Exercise objective - The entries below should be given again exactly, minus their pictures.

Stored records
━━━━
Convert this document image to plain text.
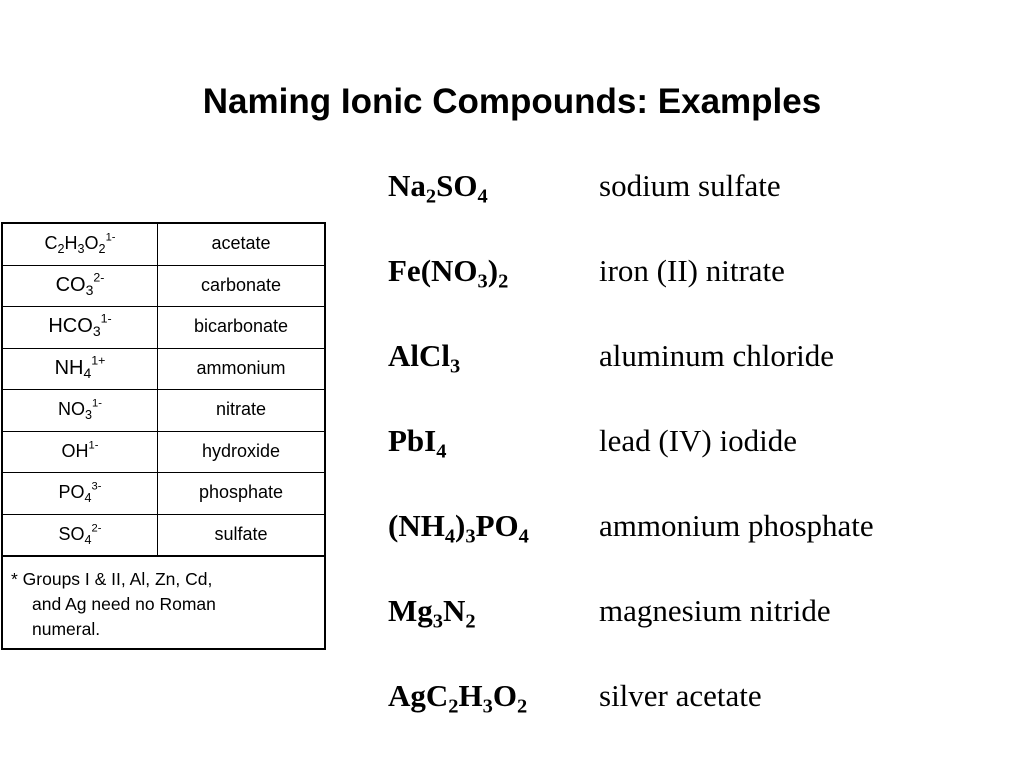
Naming Ionic Compounds: Examples
$C_2H_3O_2^{1-}$	acetate
$CO_3^{2-}$	carbonate
$HCO_3^{1-}$	bicarbonate
$NH_4^{1+}$	ammonium
$NO_3^{1-}$	nitrate
$OH^{1-}$	hydroxide
$PO_4^{3-}$	phosphate
$SO_4^{2-}$	sulfate
* Groups I & II, Al, Zn, Cd,
and Ag need no Roman
numeral.
$Na_2SO_4$	sodium sulfate
$Fe(NO_3)_2$	iron (II) nitrate
AlCl$_3$	aluminum chloride
PbI$_4$	lead (IV) iodide
$(NH_4)_3PO_4$ ammonium phosphate
$Mg_3N_2$	magnesium nitride
$AgC_2H_3O_2$ silver acetate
━━━━
Answer to the task -
Convert this document image to plain text.
Naming Ionic Compounds: Examples
$C_2H_3O_2^{1-}$	acetate
$CO_3^{2-}$	carbonate
$HCO_3^{1-}$	bicarbonate
$NH_4^{1+}$	ammonium
$NO_3^{1-}$	nitrate
$OH^{1-}$	hydroxide
$PO_4^{3-}$	phosphate
$SO_4^{2-}$	sulfate
* Groups I & II, Al, Zn, Cd,
and Ag need no Roman
numeral.
$Na_2SO_4$	sodium sulfate
$Fe(NO_3)_2$	iron (II) nitrate
AlCl$_3$	aluminum chloride
PbI$_4$	lead (IV) iodide
$(NH_4)_3PO_4$ ammonium phosphate
$Mg_3N_2$	magnesium nitride
$AgC_2H_3O_2$ silver acetate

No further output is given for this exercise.